-- Work instructions --
Select, from the material below, each line with "развития" in it.

== == ==

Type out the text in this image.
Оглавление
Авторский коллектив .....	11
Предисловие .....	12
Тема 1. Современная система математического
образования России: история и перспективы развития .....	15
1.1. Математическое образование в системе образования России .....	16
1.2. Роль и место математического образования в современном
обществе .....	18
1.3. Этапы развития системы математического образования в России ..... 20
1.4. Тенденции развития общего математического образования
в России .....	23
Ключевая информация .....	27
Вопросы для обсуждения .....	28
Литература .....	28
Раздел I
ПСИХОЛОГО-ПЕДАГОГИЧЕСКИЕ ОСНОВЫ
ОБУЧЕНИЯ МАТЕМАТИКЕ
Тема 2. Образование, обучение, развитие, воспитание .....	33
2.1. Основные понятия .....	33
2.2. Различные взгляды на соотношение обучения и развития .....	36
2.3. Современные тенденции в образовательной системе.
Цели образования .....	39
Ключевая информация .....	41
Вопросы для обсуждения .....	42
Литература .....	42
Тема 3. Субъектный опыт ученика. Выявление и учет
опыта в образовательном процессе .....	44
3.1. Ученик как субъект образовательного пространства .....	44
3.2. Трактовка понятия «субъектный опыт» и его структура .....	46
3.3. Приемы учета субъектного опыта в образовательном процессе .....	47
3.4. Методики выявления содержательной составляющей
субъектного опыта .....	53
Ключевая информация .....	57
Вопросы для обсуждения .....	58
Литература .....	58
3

== == ==

-- Solution to the problem --
образования России: история и перспективы развития .....	15
1.3. Этапы развития системы математического образования в России ..... 20
1.4. Тенденции развития общего математического образования
2.2. Различные взгляды на соотношение обучения и развития .....	36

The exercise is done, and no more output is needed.